* RECORD SET:
◇ ◇ ◇ ◇ ◇
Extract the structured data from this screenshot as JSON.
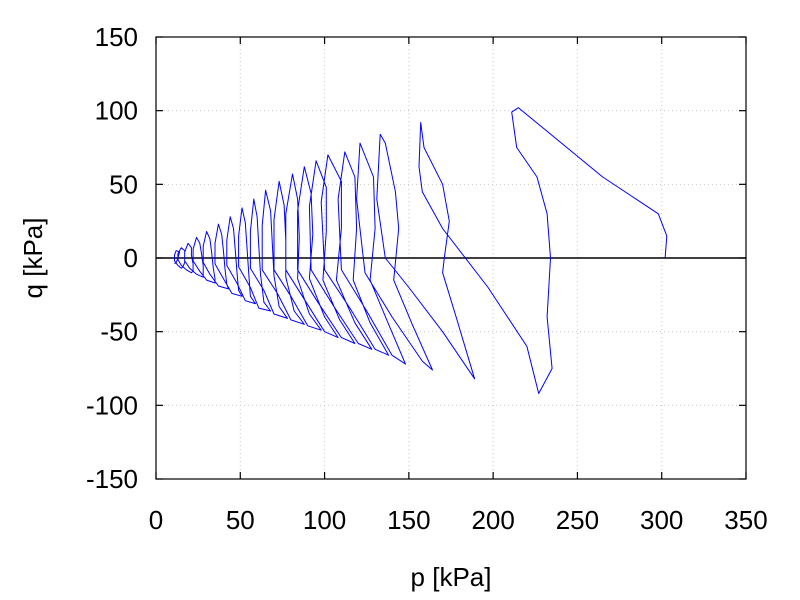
{
  "chart_data": {
    "type": "line",
    "title": "",
    "xlabel": "p [kPa]",
    "ylabel": "q [kPa]",
    "xlim": [
      0,
      350
    ],
    "ylim": [
      -150,
      150
    ],
    "xticks": [
      0,
      50,
      100,
      150,
      200,
      250,
      300,
      350
    ],
    "yticks": [
      -150,
      -100,
      -50,
      0,
      50,
      100,
      150
    ],
    "grid": true,
    "legend": "none",
    "colors": {
      "series": "#0000ff",
      "zero_line": "#000000",
      "grid": "#c8c8c8"
    },
    "series": [
      {
        "values": [
          [
            302,
            0
          ],
          [
            303,
            15
          ],
          [
            298,
            30
          ],
          [
            265,
            55
          ],
          [
            215,
            102
          ],
          [
            211,
            99
          ],
          [
            214,
            75
          ],
          [
            226,
            55
          ],
          [
            232,
            30
          ],
          [
            234,
            0
          ],
          [
            232,
            -40
          ],
          [
            235,
            -75
          ],
          [
            227,
            -92
          ],
          [
            220,
            -60
          ],
          [
            197,
            -20
          ],
          [
            170,
            20
          ],
          [
            158,
            45
          ],
          [
            156,
            62
          ],
          [
            157,
            92
          ],
          [
            159,
            75
          ],
          [
            170,
            50
          ],
          [
            174,
            25
          ],
          [
            171,
            0
          ],
          [
            170,
            -10
          ],
          [
            178,
            -40
          ],
          [
            189,
            -82
          ],
          [
            170,
            -50
          ],
          [
            150,
            -20
          ],
          [
            136,
            0
          ],
          [
            131,
            40
          ],
          [
            133,
            84
          ],
          [
            136,
            78
          ],
          [
            142,
            45
          ],
          [
            144,
            20
          ],
          [
            141,
            -15
          ],
          [
            152,
            -45
          ],
          [
            164,
            -76
          ],
          [
            158,
            -70
          ],
          [
            140,
            -40
          ],
          [
            124,
            -10
          ],
          [
            119,
            40
          ],
          [
            121,
            78
          ],
          [
            129,
            55
          ],
          [
            130,
            20
          ],
          [
            127,
            -15
          ],
          [
            138,
            -45
          ],
          [
            148,
            -72
          ],
          [
            140,
            -66
          ],
          [
            125,
            -36
          ],
          [
            110,
            -8
          ],
          [
            108,
            40
          ],
          [
            112,
            72
          ],
          [
            118,
            55
          ],
          [
            119,
            20
          ],
          [
            117,
            -15
          ],
          [
            127,
            -44
          ],
          [
            138,
            -66
          ],
          [
            130,
            -62
          ],
          [
            115,
            -34
          ],
          [
            100,
            -8
          ],
          [
            98,
            38
          ],
          [
            102,
            70
          ],
          [
            110,
            52
          ],
          [
            110,
            20
          ],
          [
            107,
            -15
          ],
          [
            118,
            -44
          ],
          [
            128,
            -62
          ],
          [
            120,
            -58
          ],
          [
            105,
            -32
          ],
          [
            92,
            -8
          ],
          [
            91,
            35
          ],
          [
            95,
            66
          ],
          [
            101,
            48
          ],
          [
            101,
            18
          ],
          [
            99,
            -15
          ],
          [
            109,
            -42
          ],
          [
            118,
            -58
          ],
          [
            110,
            -54
          ],
          [
            96,
            -30
          ],
          [
            84,
            -8
          ],
          [
            84,
            32
          ],
          [
            88,
            62
          ],
          [
            92,
            44
          ],
          [
            93,
            16
          ],
          [
            91,
            -14
          ],
          [
            100,
            -40
          ],
          [
            108,
            -54
          ],
          [
            100,
            -50
          ],
          [
            88,
            -28
          ],
          [
            77,
            -8
          ],
          [
            77,
            30
          ],
          [
            81,
            57
          ],
          [
            84,
            40
          ],
          [
            85,
            14
          ],
          [
            84,
            -14
          ],
          [
            91,
            -38
          ],
          [
            98,
            -49
          ],
          [
            90,
            -46
          ],
          [
            80,
            -26
          ],
          [
            70,
            -8
          ],
          [
            70,
            26
          ],
          [
            73,
            52
          ],
          [
            76,
            36
          ],
          [
            77,
            12
          ],
          [
            77,
            -13
          ],
          [
            82,
            -36
          ],
          [
            88,
            -45
          ],
          [
            80,
            -42
          ],
          [
            72,
            -24
          ],
          [
            63,
            -8
          ],
          [
            63,
            22
          ],
          [
            65,
            46
          ],
          [
            68,
            32
          ],
          [
            69,
            10
          ],
          [
            70,
            -12
          ],
          [
            73,
            -33
          ],
          [
            78,
            -41
          ],
          [
            70,
            -38
          ],
          [
            64,
            -22
          ],
          [
            56,
            -7
          ],
          [
            56,
            18
          ],
          [
            58,
            40
          ],
          [
            60,
            28
          ],
          [
            61,
            8
          ],
          [
            62,
            -11
          ],
          [
            64,
            -30
          ],
          [
            68,
            -36
          ],
          [
            61,
            -34
          ],
          [
            56,
            -20
          ],
          [
            49,
            -6
          ],
          [
            49,
            15
          ],
          [
            51,
            34
          ],
          [
            53,
            24
          ],
          [
            54,
            7
          ],
          [
            55,
            -10
          ],
          [
            56,
            -26
          ],
          [
            59,
            -31
          ],
          [
            53,
            -29
          ],
          [
            48,
            -17
          ],
          [
            42,
            -5
          ],
          [
            42,
            12
          ],
          [
            44,
            28
          ],
          [
            46,
            20
          ],
          [
            47,
            6
          ],
          [
            48,
            -9
          ],
          [
            49,
            -22
          ],
          [
            51,
            -26
          ],
          [
            45,
            -24
          ],
          [
            40,
            -14
          ],
          [
            35,
            -4
          ],
          [
            35,
            10
          ],
          [
            37,
            23
          ],
          [
            39,
            16
          ],
          [
            40,
            5
          ],
          [
            41,
            -8
          ],
          [
            42,
            -18
          ],
          [
            43,
            -21
          ],
          [
            37,
            -19
          ],
          [
            32,
            -11
          ],
          [
            28,
            -3
          ],
          [
            28,
            8
          ],
          [
            30,
            18
          ],
          [
            32,
            13
          ],
          [
            33,
            4
          ],
          [
            34,
            -7
          ],
          [
            35,
            -14
          ],
          [
            35,
            -17
          ],
          [
            30,
            -15
          ],
          [
            26,
            -9
          ],
          [
            22,
            -2
          ],
          [
            22,
            6
          ],
          [
            24,
            14
          ],
          [
            26,
            10
          ],
          [
            27,
            3
          ],
          [
            28,
            -5
          ],
          [
            28,
            -11
          ],
          [
            28,
            -13
          ],
          [
            24,
            -11
          ],
          [
            20,
            -7
          ],
          [
            17,
            -2
          ],
          [
            17,
            4
          ],
          [
            19,
            10
          ],
          [
            21,
            7
          ],
          [
            21,
            2
          ],
          [
            22,
            -4
          ],
          [
            22,
            -9
          ],
          [
            21,
            -10
          ],
          [
            18,
            -8
          ],
          [
            15,
            -5
          ],
          [
            13,
            -1
          ],
          [
            13,
            3
          ],
          [
            15,
            7
          ],
          [
            17,
            5
          ],
          [
            17,
            1
          ],
          [
            17,
            -3
          ],
          [
            16,
            -6
          ],
          [
            15,
            -7
          ],
          [
            13,
            -5
          ],
          [
            11,
            -2
          ],
          [
            11,
            2
          ],
          [
            12,
            5
          ],
          [
            14,
            4
          ],
          [
            13,
            0
          ],
          [
            12,
            -3
          ],
          [
            11,
            -4
          ]
        ]
      }
    ]
  }
}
◇ ◇ ◇ ◇ ◇
* WHAT THIS TASK INVOLVES:
Retype the whole listing, keeping every line identical and omitting all pictures.

* ANSWER TO THE PROBLEM:
Extract the structured data from this screenshot as JSON.
{
  "chart_data": {
    "type": "line",
    "title": "",
    "xlabel": "p [kPa]",
    "ylabel": "q [kPa]",
    "xlim": [
      0,
      350
    ],
    "ylim": [
      -150,
      150
    ],
    "xticks": [
      0,
      50,
      100,
      150,
      200,
      250,
      300,
      350
    ],
    "yticks": [
      -150,
      -100,
      -50,
      0,
      50,
      100,
      150
    ],
    "grid": true,
    "legend": "none",
    "colors": {
      "series": "#0000ff",
      "zero_line": "#000000",
      "grid": "#c8c8c8"
    },
    "series": [
      {
        "values": [
          [
            302,
            0
          ],
          [
            303,
            15
          ],
          [
            298,
            30
          ],
          [
            265,
            55
          ],
          [
            215,
            102
          ],
          [
            211,
            99
          ],
          [
            214,
            75
          ],
          [
            226,
            55
          ],
          [
            232,
            30
          ],
          [
            234,
            0
          ],
          [
            232,
            -40
          ],
          [
            235,
            -75
          ],
          [
            227,
            -92
          ],
          [
            220,
            -60
          ],
          [
            197,
            -20
          ],
          [
            170,
            20
          ],
          [
            158,
            45
          ],
          [
            156,
            62
          ],
          [
            157,
            92
          ],
          [
            159,
            75
          ],
          [
            170,
            50
          ],
          [
            174,
            25
          ],
          [
            171,
            0
          ],
          [
            170,
            -10
          ],
          [
            178,
            -40
          ],
          [
            189,
            -82
          ],
          [
            170,
            -50
          ],
          [
            150,
            -20
          ],
          [
            136,
            0
          ],
          [
            131,
            40
          ],
          [
            133,
            84
          ],
          [
            136,
            78
          ],
          [
            142,
            45
          ],
          [
            144,
            20
          ],
          [
            141,
            -15
          ],
          [
            152,
            -45
          ],
          [
            164,
            -76
          ],
          [
            158,
            -70
          ],
          [
            140,
            -40
          ],
          [
            124,
            -10
          ],
          [
            119,
            40
          ],
          [
            121,
            78
          ],
          [
            129,
            55
          ],
          [
            130,
            20
          ],
          [
            127,
            -15
          ],
          [
            138,
            -45
          ],
          [
            148,
            -72
          ],
          [
            140,
            -66
          ],
          [
            125,
            -36
          ],
          [
            110,
            -8
          ],
          [
            108,
            40
          ],
          [
            112,
            72
          ],
          [
            118,
            55
          ],
          [
            119,
            20
          ],
          [
            117,
            -15
          ],
          [
            127,
            -44
          ],
          [
            138,
            -66
          ],
          [
            130,
            -62
          ],
          [
            115,
            -34
          ],
          [
            100,
            -8
          ],
          [
            98,
            38
          ],
          [
            102,
            70
          ],
          [
            110,
            52
          ],
          [
            110,
            20
          ],
          [
            107,
            -15
          ],
          [
            118,
            -44
          ],
          [
            128,
            -62
          ],
          [
            120,
            -58
          ],
          [
            105,
            -32
          ],
          [
            92,
            -8
          ],
          [
            91,
            35
          ],
          [
            95,
            66
          ],
          [
            101,
            48
          ],
          [
            101,
            18
          ],
          [
            99,
            -15
          ],
          [
            109,
            -42
          ],
          [
            118,
            -58
          ],
          [
            110,
            -54
          ],
          [
            96,
            -30
          ],
          [
            84,
            -8
          ],
          [
            84,
            32
          ],
          [
            88,
            62
          ],
          [
            92,
            44
          ],
          [
            93,
            16
          ],
          [
            91,
            -14
          ],
          [
            100,
            -40
          ],
          [
            108,
            -54
          ],
          [
            100,
            -50
          ],
          [
            88,
            -28
          ],
          [
            77,
            -8
          ],
          [
            77,
            30
          ],
          [
            81,
            57
          ],
          [
            84,
            40
          ],
          [
            85,
            14
          ],
          [
            84,
            -14
          ],
          [
            91,
            -38
          ],
          [
            98,
            -49
          ],
          [
            90,
            -46
          ],
          [
            80,
            -26
          ],
          [
            70,
            -8
          ],
          [
            70,
            26
          ],
          [
            73,
            52
          ],
          [
            76,
            36
          ],
          [
            77,
            12
          ],
          [
            77,
            -13
          ],
          [
            82,
            -36
          ],
          [
            88,
            -45
          ],
          [
            80,
            -42
          ],
          [
            72,
            -24
          ],
          [
            63,
            -8
          ],
          [
            63,
            22
          ],
          [
            65,
            46
          ],
          [
            68,
            32
          ],
          [
            69,
            10
          ],
          [
            70,
            -12
          ],
          [
            73,
            -33
          ],
          [
            78,
            -41
          ],
          [
            70,
            -38
          ],
          [
            64,
            -22
          ],
          [
            56,
            -7
          ],
          [
            56,
            18
          ],
          [
            58,
            40
          ],
          [
            60,
            28
          ],
          [
            61,
            8
          ],
          [
            62,
            -11
          ],
          [
            64,
            -30
          ],
          [
            68,
            -36
          ],
          [
            61,
            -34
          ],
          [
            56,
            -20
          ],
          [
            49,
            -6
          ],
          [
            49,
            15
          ],
          [
            51,
            34
          ],
          [
            53,
            24
          ],
          [
            54,
            7
          ],
          [
            55,
            -10
          ],
          [
            56,
            -26
          ],
          [
            59,
            -31
          ],
          [
            53,
            -29
          ],
          [
            48,
            -17
          ],
          [
            42,
            -5
          ],
          [
            42,
            12
          ],
          [
            44,
            28
          ],
          [
            46,
            20
          ],
          [
            47,
            6
          ],
          [
            48,
            -9
          ],
          [
            49,
            -22
          ],
          [
            51,
            -26
          ],
          [
            45,
            -24
          ],
          [
            40,
            -14
          ],
          [
            35,
            -4
          ],
          [
            35,
            10
          ],
          [
            37,
            23
          ],
          [
            39,
            16
          ],
          [
            40,
            5
          ],
          [
            41,
            -8
          ],
          [
            42,
            -18
          ],
          [
            43,
            -21
          ],
          [
            37,
            -19
          ],
          [
            32,
            -11
          ],
          [
            28,
            -3
          ],
          [
            28,
            8
          ],
          [
            30,
            18
          ],
          [
            32,
            13
          ],
          [
            33,
            4
          ],
          [
            34,
            -7
          ],
          [
            35,
            -14
          ],
          [
            35,
            -17
          ],
          [
            30,
            -15
          ],
          [
            26,
            -9
          ],
          [
            22,
            -2
          ],
          [
            22,
            6
          ],
          [
            24,
            14
          ],
          [
            26,
            10
          ],
          [
            27,
            3
          ],
          [
            28,
            -5
          ],
          [
            28,
            -11
          ],
          [
            28,
            -13
          ],
          [
            24,
            -11
          ],
          [
            20,
            -7
          ],
          [
            17,
            -2
          ],
          [
            17,
            4
          ],
          [
            19,
            10
          ],
          [
            21,
            7
          ],
          [
            21,
            2
          ],
          [
            22,
            -4
          ],
          [
            22,
            -9
          ],
          [
            21,
            -10
          ],
          [
            18,
            -8
          ],
          [
            15,
            -5
          ],
          [
            13,
            -1
          ],
          [
            13,
            3
          ],
          [
            15,
            7
          ],
          [
            17,
            5
          ],
          [
            17,
            1
          ],
          [
            17,
            -3
          ],
          [
            16,
            -6
          ],
          [
            15,
            -7
          ],
          [
            13,
            -5
          ],
          [
            11,
            -2
          ],
          [
            11,
            2
          ],
          [
            12,
            5
          ],
          [
            14,
            4
          ],
          [
            13,
            0
          ],
          [
            12,
            -3
          ],
          [
            11,
            -4
          ]
        ]
      }
    ]
  }
}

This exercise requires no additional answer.